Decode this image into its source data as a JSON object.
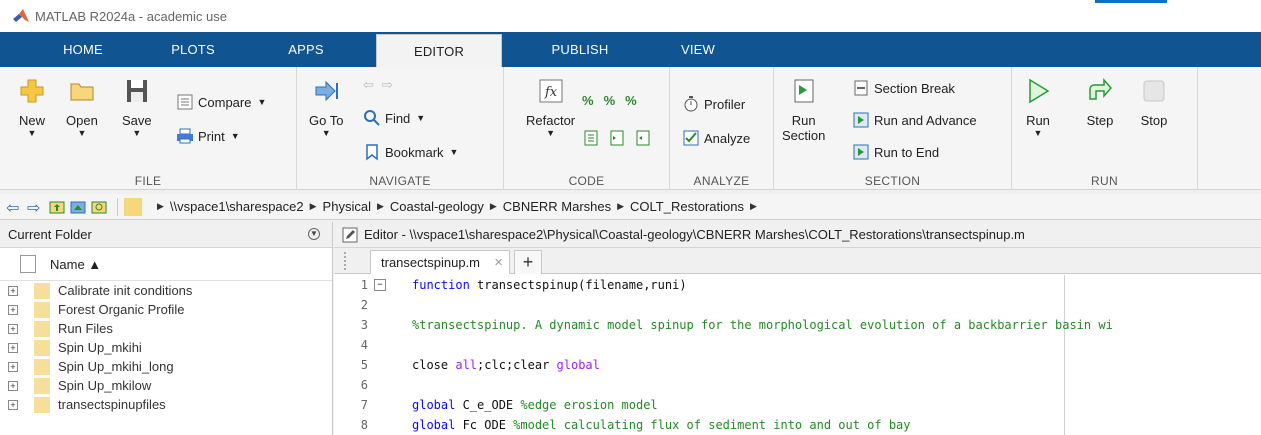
{
  "window": {
    "title": "MATLAB R2024a - academic use"
  },
  "ribbon": {
    "tabs": [
      {
        "label": "HOME"
      },
      {
        "label": "PLOTS"
      },
      {
        "label": "APPS"
      },
      {
        "label": "EDITOR",
        "active": true
      },
      {
        "label": "PUBLISH"
      },
      {
        "label": "VIEW"
      }
    ],
    "groups": {
      "file": {
        "label": "FILE",
        "new": "New",
        "open": "Open",
        "save": "Save",
        "compare": "Compare",
        "print": "Print"
      },
      "navigate": {
        "label": "NAVIGATE",
        "goto": "Go To",
        "find": "Find",
        "bookmark": "Bookmark"
      },
      "code": {
        "label": "CODE",
        "refactor": "Refactor"
      },
      "analyze": {
        "label": "ANALYZE",
        "profiler": "Profiler",
        "analyze": "Analyze"
      },
      "section": {
        "label": "SECTION",
        "run_section_1": "Run",
        "run_section_2": "Section",
        "section_break": "Section Break",
        "run_and_advance": "Run and Advance",
        "run_to_end": "Run to End"
      },
      "run": {
        "label": "RUN",
        "run": "Run",
        "step": "Step",
        "stop": "Stop"
      }
    }
  },
  "address": {
    "crumbs": [
      "\\\\vspace1\\sharespace2",
      "Physical",
      "Coastal-geology",
      "CBNERR Marshes",
      "COLT_Restorations"
    ]
  },
  "current_folder": {
    "title": "Current Folder",
    "column_name": "Name ▲",
    "items": [
      "Calibrate init conditions",
      "Forest Organic Profile",
      "Run Files",
      "Spin Up_mkihi",
      "Spin Up_mkihi_long",
      "Spin Up_mkilow",
      "transectspinupfiles"
    ]
  },
  "editor": {
    "title": "Editor - \\\\vspace1\\sharespace2\\Physical\\Coastal-geology\\CBNERR Marshes\\COLT_Restorations\\transectspinup.m",
    "tab": "transectspinup.m",
    "lines": [
      {
        "n": "1",
        "fold": "−",
        "parts": [
          [
            "kw",
            "function "
          ],
          [
            "t",
            "transectspinup(filename,runi)"
          ]
        ]
      },
      {
        "n": "2",
        "fold": "",
        "parts": []
      },
      {
        "n": "3",
        "fold": "",
        "parts": [
          [
            "cm",
            "%transectspinup. A dynamic model spinup for the morphological evolution of a backbarrier basin wi"
          ]
        ]
      },
      {
        "n": "4",
        "fold": "",
        "parts": []
      },
      {
        "n": "5",
        "fold": "",
        "parts": [
          [
            "t",
            "close "
          ],
          [
            "pu",
            "all"
          ],
          [
            "t",
            ";clc;clear "
          ],
          [
            "pu",
            "global"
          ]
        ]
      },
      {
        "n": "6",
        "fold": "",
        "parts": []
      },
      {
        "n": "7",
        "fold": "",
        "parts": [
          [
            "kw",
            "global "
          ],
          [
            "t",
            "C_e_ODE "
          ],
          [
            "cm",
            "%edge erosion model"
          ]
        ]
      },
      {
        "n": "8",
        "fold": "",
        "parts": [
          [
            "kw",
            "global "
          ],
          [
            "t",
            "Fc ODE "
          ],
          [
            "cm",
            "%model calculating flux of sediment into and out of bay"
          ]
        ]
      }
    ]
  }
}
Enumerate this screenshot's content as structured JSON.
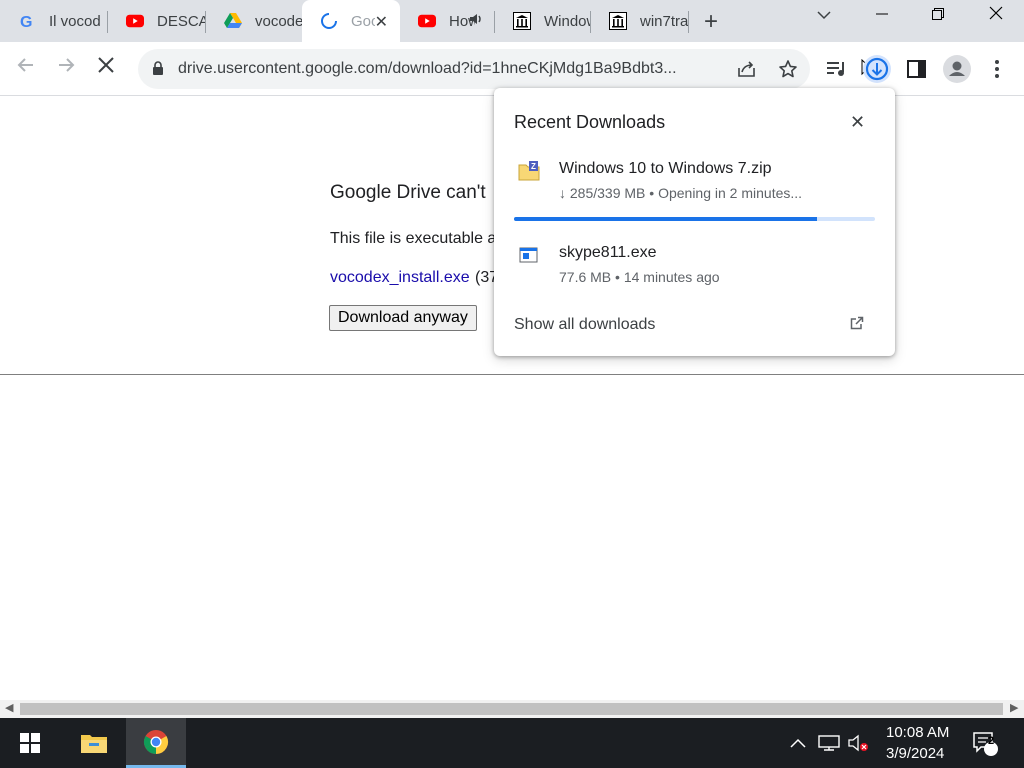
{
  "tabs": [
    {
      "label": "Il vocod",
      "icon": "google-g-icon"
    },
    {
      "label": "DESCAR",
      "icon": "youtube-icon"
    },
    {
      "label": "vocodex",
      "icon": "google-drive-icon"
    },
    {
      "label": "Goo",
      "icon": "loading-spinner-icon",
      "active": true
    },
    {
      "label": "How",
      "icon": "youtube-icon",
      "audio": true
    },
    {
      "label": "Window",
      "icon": "museum-icon"
    },
    {
      "label": "win7tra",
      "icon": "museum-icon"
    }
  ],
  "toolbar": {
    "url": "drive.usercontent.google.com/download?id=1hneCKjMdg1Ba9Bdbt3..."
  },
  "page": {
    "title": "Google Drive can't",
    "description": "This file is executable a",
    "file_link": "vocodex_install.exe",
    "file_size_fragment": "(37",
    "download_button": "Download anyway"
  },
  "downloads_popup": {
    "title": "Recent Downloads",
    "items": [
      {
        "name": "Windows 10 to Windows 7.zip",
        "status": "↓ 285/339 MB • Opening in 2 minutes...",
        "progress": 0.84,
        "icon": "zip-file-icon"
      },
      {
        "name": "skype811.exe",
        "status": "77.6 MB • 14 minutes ago",
        "icon": "exe-file-icon"
      }
    ],
    "show_all": "Show all downloads"
  },
  "taskbar": {
    "time": "10:08 AM",
    "date": "3/9/2024",
    "notifications": "2"
  }
}
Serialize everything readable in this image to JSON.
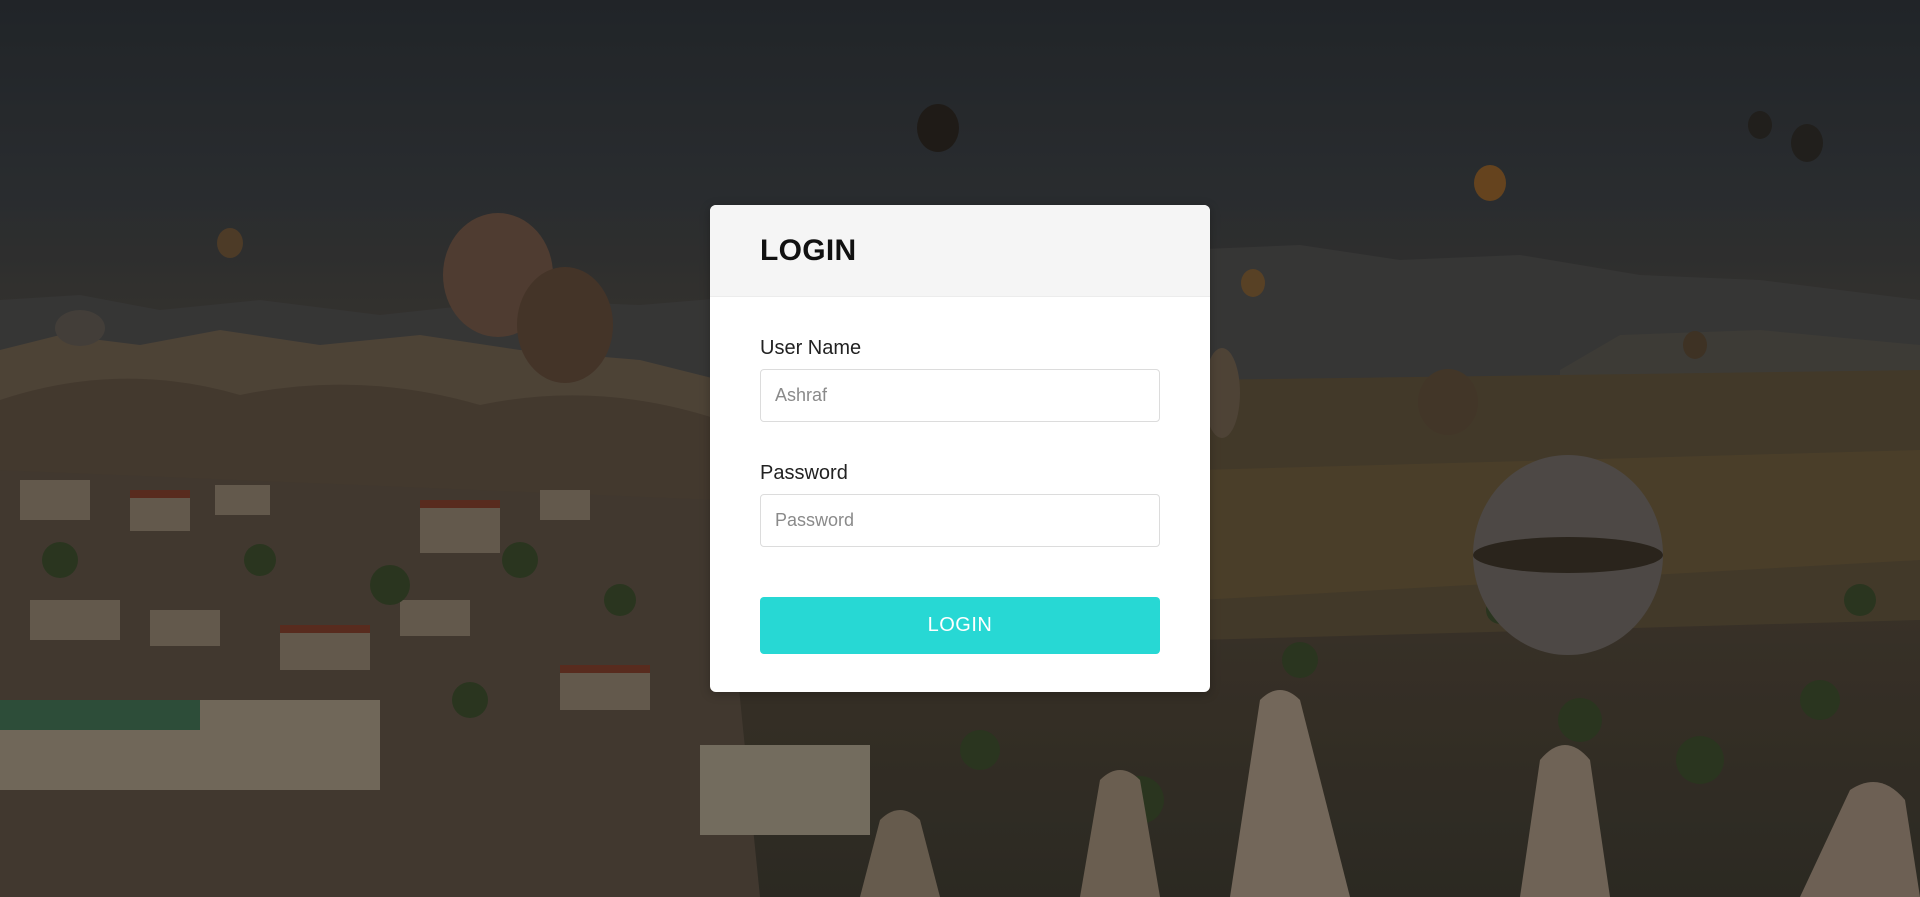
{
  "login": {
    "title": "LOGIN",
    "username_label": "User Name",
    "username_placeholder": "Ashraf",
    "password_label": "Password",
    "password_placeholder": "Password",
    "submit_label": "LOGIN"
  },
  "theme": {
    "accent": "#27d8d4",
    "header_bg": "#f5f5f5",
    "card_bg": "#ffffff"
  }
}
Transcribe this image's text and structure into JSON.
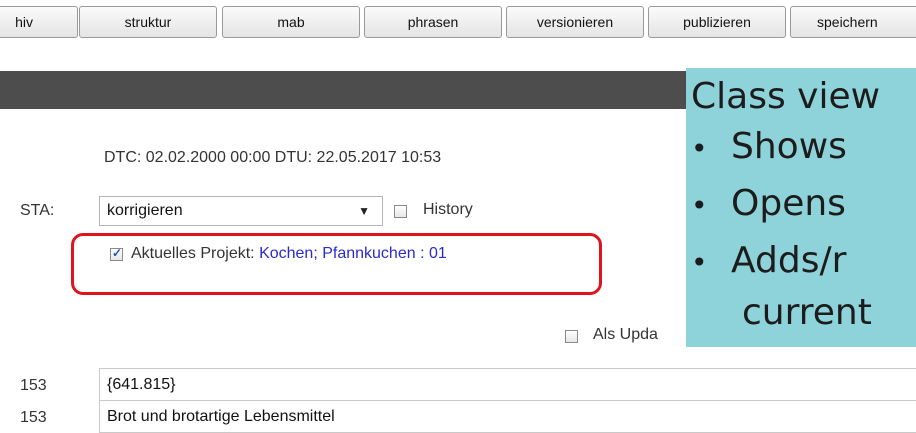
{
  "toolbar": {
    "buttons": [
      "hiv",
      "struktur",
      "mab",
      "phrasen",
      "versionieren",
      "publizieren",
      "speichern"
    ]
  },
  "record": {
    "dates": "DTC: 02.02.2000 00:00 DTU: 22.05.2017 10:53",
    "sta_label": "STA:",
    "sta_value": "korrigieren",
    "history_label": "History",
    "project_label": "Aktuelles Projekt:",
    "project_value": "Kochen; Pfannkuchen : 01",
    "project_checked": true,
    "update_label": "Als Upda"
  },
  "fields": [
    {
      "label": "153",
      "value": "{641.815}"
    },
    {
      "label": "153",
      "value": "Brot und brotartige Lebensmittel"
    }
  ],
  "overlay": {
    "title": "Class view",
    "bullets": [
      "Shows",
      "Opens",
      "Adds/r"
    ],
    "continuation": "current"
  },
  "colors": {
    "highlight_border": "#e0141e",
    "overlay_bg": "#8fd3da",
    "link_blue": "#2a2ad0"
  }
}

|---|

Write out the full set of lines verbatim, without the pictures.

Decode this image into its source data as a JSON object.
{
  "window": {
    "title": "MATLAB R2024a - academic use"
  },
  "ribbon": {
    "tabs": [
      {
        "label": "HOME"
      },
      {
        "label": "PLOTS"
      },
      {
        "label": "APPS"
      },
      {
        "label": "EDITOR",
        "active": true
      },
      {
        "label": "PUBLISH"
      },
      {
        "label": "VIEW"
      }
    ],
    "groups": {
      "file": {
        "label": "FILE",
        "new": "New",
        "open": "Open",
        "save": "Save",
        "compare": "Compare",
        "print": "Print"
      },
      "navigate": {
        "label": "NAVIGATE",
        "goto": "Go To",
        "find": "Find",
        "bookmark": "Bookmark"
      },
      "code": {
        "label": "CODE",
        "refactor": "Refactor"
      },
      "analyze": {
        "label": "ANALYZE",
        "profiler": "Profiler",
        "analyze": "Analyze"
      },
      "section": {
        "label": "SECTION",
        "run_section_1": "Run",
        "run_section_2": "Section",
        "section_break": "Section Break",
        "run_and_advance": "Run and Advance",
        "run_to_end": "Run to End"
      },
      "run": {
        "label": "RUN",
        "run": "Run",
        "step": "Step",
        "stop": "Stop"
      }
    }
  },
  "address": {
    "crumbs": [
      "\\\\vspace1\\sharespace2",
      "Physical",
      "Coastal-geology",
      "CBNERR Marshes",
      "COLT_Restorations"
    ]
  },
  "current_folder": {
    "title": "Current Folder",
    "column_name": "Name ▲",
    "items": [
      "Calibrate init conditions",
      "Forest Organic Profile",
      "Run Files",
      "Spin Up_mkihi",
      "Spin Up_mkihi_long",
      "Spin Up_mkilow",
      "transectspinupfiles"
    ]
  },
  "editor": {
    "title": "Editor - \\\\vspace1\\sharespace2\\Physical\\Coastal-geology\\CBNERR Marshes\\COLT_Restorations\\transectspinup.m",
    "tab": "transectspinup.m",
    "lines": [
      {
        "n": "1",
        "fold": "−",
        "parts": [
          [
            "kw",
            "function "
          ],
          [
            "t",
            "transectspinup(filename,runi)"
          ]
        ]
      },
      {
        "n": "2",
        "fold": "",
        "parts": []
      },
      {
        "n": "3",
        "fold": "",
        "parts": [
          [
            "cm",
            "%transectspinup. A dynamic model spinup for the morphological evolution of a backbarrier basin wi"
          ]
        ]
      },
      {
        "n": "4",
        "fold": "",
        "parts": []
      },
      {
        "n": "5",
        "fold": "",
        "parts": [
          [
            "t",
            "close "
          ],
          [
            "pu",
            "all"
          ],
          [
            "t",
            ";clc;clear "
          ],
          [
            "pu",
            "global"
          ]
        ]
      },
      {
        "n": "6",
        "fold": "",
        "parts": []
      },
      {
        "n": "7",
        "fold": "",
        "parts": [
          [
            "kw",
            "global "
          ],
          [
            "t",
            "C_e_ODE "
          ],
          [
            "cm",
            "%edge erosion model"
          ]
        ]
      },
      {
        "n": "8",
        "fold": "",
        "parts": [
          [
            "kw",
            "global "
          ],
          [
            "t",
            "Fc ODE "
          ],
          [
            "cm",
            "%model calculating flux of sediment into and out of bay"
          ]
        ]
      }
    ]
  }
}
Enumerate this screenshot's content as structured JSON.
{
  "tabs": [
    {
      "label": "Il vocod",
      "icon": "google-g-icon"
    },
    {
      "label": "DESCAR",
      "icon": "youtube-icon"
    },
    {
      "label": "vocodex",
      "icon": "google-drive-icon"
    },
    {
      "label": "Goo",
      "icon": "loading-spinner-icon",
      "active": true
    },
    {
      "label": "How",
      "icon": "youtube-icon",
      "audio": true
    },
    {
      "label": "Window",
      "icon": "museum-icon"
    },
    {
      "label": "win7tra",
      "icon": "museum-icon"
    }
  ],
  "toolbar": {
    "url": "drive.usercontent.google.com/download?id=1hneCKjMdg1Ba9Bdbt3..."
  },
  "page": {
    "title": "Google Drive can't",
    "description": "This file is executable a",
    "file_link": "vocodex_install.exe",
    "file_size_fragment": "(37",
    "download_button": "Download anyway"
  },
  "downloads_popup": {
    "title": "Recent Downloads",
    "items": [
      {
        "name": "Windows 10 to Windows 7.zip",
        "status": "↓ 285/339 MB • Opening in 2 minutes...",
        "progress": 0.84,
        "icon": "zip-file-icon"
      },
      {
        "name": "skype811.exe",
        "status": "77.6 MB • 14 minutes ago",
        "icon": "exe-file-icon"
      }
    ],
    "show_all": "Show all downloads"
  },
  "taskbar": {
    "time": "10:08 AM",
    "date": "3/9/2024",
    "notifications": "2"
  }
}
Serialize everything readable in this image to JSON.
{
  "login": {
    "title": "LOGIN",
    "username_label": "User Name",
    "username_placeholder": "Ashraf",
    "password_label": "Password",
    "password_placeholder": "Password",
    "submit_label": "LOGIN"
  },
  "theme": {
    "accent": "#27d8d4",
    "header_bg": "#f5f5f5",
    "card_bg": "#ffffff"
  }
}
Transcribe this image's text and structure into JSON.
{
  "toolbar": {
    "buttons": [
      "hiv",
      "struktur",
      "mab",
      "phrasen",
      "versionieren",
      "publizieren",
      "speichern"
    ]
  },
  "record": {
    "dates": "DTC: 02.02.2000 00:00 DTU: 22.05.2017 10:53",
    "sta_label": "STA:",
    "sta_value": "korrigieren",
    "history_label": "History",
    "project_label": "Aktuelles Projekt:",
    "project_value": "Kochen; Pfannkuchen : 01",
    "project_checked": true,
    "update_label": "Als Upda"
  },
  "fields": [
    {
      "label": "153",
      "value": "{641.815}"
    },
    {
      "label": "153",
      "value": "Brot und brotartige Lebensmittel"
    }
  ],
  "overlay": {
    "title": "Class view",
    "bullets": [
      "Shows",
      "Opens",
      "Adds/r"
    ],
    "continuation": "current"
  },
  "colors": {
    "highlight_border": "#e0141e",
    "overlay_bg": "#8fd3da",
    "link_blue": "#2a2ad0"
  }
}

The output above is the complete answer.